GIVEN REQUEST
Retype the material below. Keep every word exactly as it is.

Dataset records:
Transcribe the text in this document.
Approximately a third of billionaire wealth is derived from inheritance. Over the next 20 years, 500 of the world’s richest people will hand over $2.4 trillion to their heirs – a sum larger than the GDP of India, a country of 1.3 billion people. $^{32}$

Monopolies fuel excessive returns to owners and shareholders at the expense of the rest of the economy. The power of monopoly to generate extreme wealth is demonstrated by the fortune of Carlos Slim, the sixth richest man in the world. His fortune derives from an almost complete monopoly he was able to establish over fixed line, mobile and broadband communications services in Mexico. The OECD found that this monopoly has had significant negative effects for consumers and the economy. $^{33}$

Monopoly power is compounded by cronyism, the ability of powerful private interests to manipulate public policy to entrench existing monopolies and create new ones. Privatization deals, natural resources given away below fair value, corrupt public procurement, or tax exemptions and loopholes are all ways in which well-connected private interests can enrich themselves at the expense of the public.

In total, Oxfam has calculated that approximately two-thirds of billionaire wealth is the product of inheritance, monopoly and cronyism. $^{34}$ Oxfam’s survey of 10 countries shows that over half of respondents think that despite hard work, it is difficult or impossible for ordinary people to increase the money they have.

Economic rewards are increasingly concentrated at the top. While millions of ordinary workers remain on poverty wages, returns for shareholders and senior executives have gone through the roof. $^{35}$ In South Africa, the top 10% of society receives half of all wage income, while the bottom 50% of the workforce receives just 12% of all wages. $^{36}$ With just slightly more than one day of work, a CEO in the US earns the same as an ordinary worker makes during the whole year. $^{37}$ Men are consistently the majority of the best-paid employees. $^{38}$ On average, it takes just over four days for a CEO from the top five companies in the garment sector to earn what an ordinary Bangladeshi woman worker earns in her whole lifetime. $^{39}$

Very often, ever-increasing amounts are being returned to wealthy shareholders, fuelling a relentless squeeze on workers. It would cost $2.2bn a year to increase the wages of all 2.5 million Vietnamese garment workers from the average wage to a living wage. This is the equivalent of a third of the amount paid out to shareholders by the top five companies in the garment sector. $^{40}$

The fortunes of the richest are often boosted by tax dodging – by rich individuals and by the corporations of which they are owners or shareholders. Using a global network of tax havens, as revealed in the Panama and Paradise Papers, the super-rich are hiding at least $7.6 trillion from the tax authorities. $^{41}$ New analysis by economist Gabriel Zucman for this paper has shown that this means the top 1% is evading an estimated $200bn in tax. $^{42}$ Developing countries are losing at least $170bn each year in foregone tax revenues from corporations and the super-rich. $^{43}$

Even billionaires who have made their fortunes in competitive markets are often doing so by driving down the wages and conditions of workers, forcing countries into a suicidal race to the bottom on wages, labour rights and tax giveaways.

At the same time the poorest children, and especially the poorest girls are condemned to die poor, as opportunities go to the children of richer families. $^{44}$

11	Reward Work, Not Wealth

COMPLETE RESPONSE
Transcribe the text in this document.
Approximately a third of billionaire wealth is derived from inheritance. Over the next 20 years, 500 of the world’s richest people will hand over $2.4 trillion to their heirs – a sum larger than the GDP of India, a country of 1.3 billion people. $^{32}$

Monopolies fuel excessive returns to owners and shareholders at the expense of the rest of the economy. The power of monopoly to generate extreme wealth is demonstrated by the fortune of Carlos Slim, the sixth richest man in the world. His fortune derives from an almost complete monopoly he was able to establish over fixed line, mobile and broadband communications services in Mexico. The OECD found that this monopoly has had significant negative effects for consumers and the economy. $^{33}$

Monopoly power is compounded by cronyism, the ability of powerful private interests to manipulate public policy to entrench existing monopolies and create new ones. Privatization deals, natural resources given away below fair value, corrupt public procurement, or tax exemptions and loopholes are all ways in which well-connected private interests can enrich themselves at the expense of the public.

In total, Oxfam has calculated that approximately two-thirds of billionaire wealth is the product of inheritance, monopoly and cronyism. $^{34}$ Oxfam’s survey of 10 countries shows that over half of respondents think that despite hard work, it is difficult or impossible for ordinary people to increase the money they have.

Economic rewards are increasingly concentrated at the top. While millions of ordinary workers remain on poverty wages, returns for shareholders and senior executives have gone through the roof. $^{35}$ In South Africa, the top 10% of society receives half of all wage income, while the bottom 50% of the workforce receives just 12% of all wages. $^{36}$ With just slightly more than one day of work, a CEO in the US earns the same as an ordinary worker makes during the whole year. $^{37}$ Men are consistently the majority of the best-paid employees. $^{38}$ On average, it takes just over four days for a CEO from the top five companies in the garment sector to earn what an ordinary Bangladeshi woman worker earns in her whole lifetime. $^{39}$

Very often, ever-increasing amounts are being returned to wealthy shareholders, fuelling a relentless squeeze on workers. It would cost $2.2bn a year to increase the wages of all 2.5 million Vietnamese garment workers from the average wage to a living wage. This is the equivalent of a third of the amount paid out to shareholders by the top five companies in the garment sector. $^{40}$

The fortunes of the richest are often boosted by tax dodging – by rich individuals and by the corporations of which they are owners or shareholders. Using a global network of tax havens, as revealed in the Panama and Paradise Papers, the super-rich are hiding at least $7.6 trillion from the tax authorities. $^{41}$ New analysis by economist Gabriel Zucman for this paper has shown that this means the top 1% is evading an estimated $200bn in tax. $^{42}$ Developing countries are losing at least $170bn each year in foregone tax revenues from corporations and the super-rich. $^{43}$

Even billionaires who have made their fortunes in competitive markets are often doing so by driving down the wages and conditions of workers, forcing countries into a suicidal race to the bottom on wages, labour rights and tax giveaways.

At the same time the poorest children, and especially the poorest girls are condemned to die poor, as opportunities go to the children of richer families. $^{44}$

11	Reward Work, Not Wealth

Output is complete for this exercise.